Consider the records below. How many of their lines include the word "stats"? State the number and nothing else.

Figure record listings:
— start —
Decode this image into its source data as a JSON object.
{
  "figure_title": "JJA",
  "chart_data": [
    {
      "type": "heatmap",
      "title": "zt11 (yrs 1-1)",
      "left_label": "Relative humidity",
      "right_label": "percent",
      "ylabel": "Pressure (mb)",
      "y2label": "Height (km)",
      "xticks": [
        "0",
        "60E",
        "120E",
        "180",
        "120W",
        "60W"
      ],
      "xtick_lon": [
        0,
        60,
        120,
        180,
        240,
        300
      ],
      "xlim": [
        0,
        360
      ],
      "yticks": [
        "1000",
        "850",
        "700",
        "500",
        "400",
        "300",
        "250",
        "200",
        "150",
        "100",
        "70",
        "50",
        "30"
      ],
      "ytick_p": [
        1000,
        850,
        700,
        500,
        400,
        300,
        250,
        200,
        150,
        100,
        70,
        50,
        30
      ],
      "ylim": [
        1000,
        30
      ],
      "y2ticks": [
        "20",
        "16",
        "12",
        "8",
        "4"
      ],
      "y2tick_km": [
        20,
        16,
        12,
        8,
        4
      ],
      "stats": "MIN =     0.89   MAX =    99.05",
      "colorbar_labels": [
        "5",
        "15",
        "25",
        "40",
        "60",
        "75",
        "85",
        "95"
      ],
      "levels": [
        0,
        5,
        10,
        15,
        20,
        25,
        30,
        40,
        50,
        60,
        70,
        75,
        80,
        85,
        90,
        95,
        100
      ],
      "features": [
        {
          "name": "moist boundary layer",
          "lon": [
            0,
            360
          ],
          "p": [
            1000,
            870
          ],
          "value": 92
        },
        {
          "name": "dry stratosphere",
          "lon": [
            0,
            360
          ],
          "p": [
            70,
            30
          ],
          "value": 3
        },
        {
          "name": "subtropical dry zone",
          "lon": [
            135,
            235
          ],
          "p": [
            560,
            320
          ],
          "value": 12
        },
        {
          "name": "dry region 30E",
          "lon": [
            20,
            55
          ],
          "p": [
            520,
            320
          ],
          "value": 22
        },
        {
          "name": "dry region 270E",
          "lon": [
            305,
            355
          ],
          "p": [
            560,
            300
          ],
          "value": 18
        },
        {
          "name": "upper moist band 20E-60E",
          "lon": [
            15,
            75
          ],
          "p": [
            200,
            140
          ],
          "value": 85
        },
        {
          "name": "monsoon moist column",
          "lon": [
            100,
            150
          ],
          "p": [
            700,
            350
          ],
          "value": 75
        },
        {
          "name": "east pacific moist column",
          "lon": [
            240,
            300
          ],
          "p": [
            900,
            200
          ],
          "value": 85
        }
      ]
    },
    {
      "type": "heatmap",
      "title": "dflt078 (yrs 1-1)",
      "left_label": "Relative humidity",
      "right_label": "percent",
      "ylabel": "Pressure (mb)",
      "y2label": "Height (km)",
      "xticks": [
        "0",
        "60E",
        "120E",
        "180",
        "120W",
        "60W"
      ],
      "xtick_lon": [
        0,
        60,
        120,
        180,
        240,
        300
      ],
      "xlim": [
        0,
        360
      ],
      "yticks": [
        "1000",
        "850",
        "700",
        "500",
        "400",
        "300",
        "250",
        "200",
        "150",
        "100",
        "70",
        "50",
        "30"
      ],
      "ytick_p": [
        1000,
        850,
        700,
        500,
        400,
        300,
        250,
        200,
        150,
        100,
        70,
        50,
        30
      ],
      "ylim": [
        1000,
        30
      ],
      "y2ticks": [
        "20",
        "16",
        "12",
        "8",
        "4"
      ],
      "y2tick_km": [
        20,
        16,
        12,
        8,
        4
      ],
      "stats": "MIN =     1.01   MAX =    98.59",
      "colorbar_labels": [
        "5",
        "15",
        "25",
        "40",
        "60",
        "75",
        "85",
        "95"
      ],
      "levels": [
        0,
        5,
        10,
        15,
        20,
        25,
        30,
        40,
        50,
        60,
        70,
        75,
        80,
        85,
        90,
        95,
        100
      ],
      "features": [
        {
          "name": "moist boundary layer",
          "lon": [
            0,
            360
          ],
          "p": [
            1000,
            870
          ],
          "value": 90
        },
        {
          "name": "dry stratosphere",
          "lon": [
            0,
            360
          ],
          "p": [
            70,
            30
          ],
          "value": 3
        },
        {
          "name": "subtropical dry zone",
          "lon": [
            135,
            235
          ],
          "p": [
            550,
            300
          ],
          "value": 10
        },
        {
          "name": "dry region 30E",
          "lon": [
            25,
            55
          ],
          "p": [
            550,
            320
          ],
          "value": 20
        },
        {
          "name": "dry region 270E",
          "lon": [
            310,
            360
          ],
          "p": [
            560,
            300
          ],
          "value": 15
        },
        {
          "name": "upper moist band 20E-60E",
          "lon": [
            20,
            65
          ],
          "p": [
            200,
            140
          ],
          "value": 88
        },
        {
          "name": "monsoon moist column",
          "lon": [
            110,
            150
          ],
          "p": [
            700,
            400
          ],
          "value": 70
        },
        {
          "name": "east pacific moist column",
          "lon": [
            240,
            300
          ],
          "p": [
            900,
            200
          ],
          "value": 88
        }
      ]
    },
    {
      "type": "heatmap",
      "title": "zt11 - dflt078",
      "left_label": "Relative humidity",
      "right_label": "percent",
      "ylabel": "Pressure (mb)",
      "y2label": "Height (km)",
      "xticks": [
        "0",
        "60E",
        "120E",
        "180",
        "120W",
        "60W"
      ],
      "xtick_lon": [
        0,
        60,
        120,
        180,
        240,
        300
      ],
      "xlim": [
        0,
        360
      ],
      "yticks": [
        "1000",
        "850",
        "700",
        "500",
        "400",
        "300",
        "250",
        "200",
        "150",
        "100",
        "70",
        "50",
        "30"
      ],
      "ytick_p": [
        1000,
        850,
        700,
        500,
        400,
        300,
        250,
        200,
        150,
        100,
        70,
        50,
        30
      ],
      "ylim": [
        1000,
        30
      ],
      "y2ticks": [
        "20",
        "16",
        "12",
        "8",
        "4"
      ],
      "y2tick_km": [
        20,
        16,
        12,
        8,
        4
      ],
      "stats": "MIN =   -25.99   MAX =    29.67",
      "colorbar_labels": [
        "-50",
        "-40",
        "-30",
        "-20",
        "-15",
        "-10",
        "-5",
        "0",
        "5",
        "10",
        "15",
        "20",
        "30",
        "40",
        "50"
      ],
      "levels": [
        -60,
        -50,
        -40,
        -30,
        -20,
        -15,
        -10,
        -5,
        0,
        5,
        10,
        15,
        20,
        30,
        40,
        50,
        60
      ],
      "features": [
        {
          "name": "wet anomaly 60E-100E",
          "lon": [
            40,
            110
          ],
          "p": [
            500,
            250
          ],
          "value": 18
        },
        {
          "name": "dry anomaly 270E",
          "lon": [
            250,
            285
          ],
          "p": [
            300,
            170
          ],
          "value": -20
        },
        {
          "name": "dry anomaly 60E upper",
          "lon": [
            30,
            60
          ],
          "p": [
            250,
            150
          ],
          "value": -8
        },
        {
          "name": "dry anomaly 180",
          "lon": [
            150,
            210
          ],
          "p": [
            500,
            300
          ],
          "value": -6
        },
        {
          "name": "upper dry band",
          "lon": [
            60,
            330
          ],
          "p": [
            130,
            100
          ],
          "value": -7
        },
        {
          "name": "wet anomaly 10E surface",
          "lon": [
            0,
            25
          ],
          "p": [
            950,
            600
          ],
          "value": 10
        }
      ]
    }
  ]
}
— end —
**Task response:** 3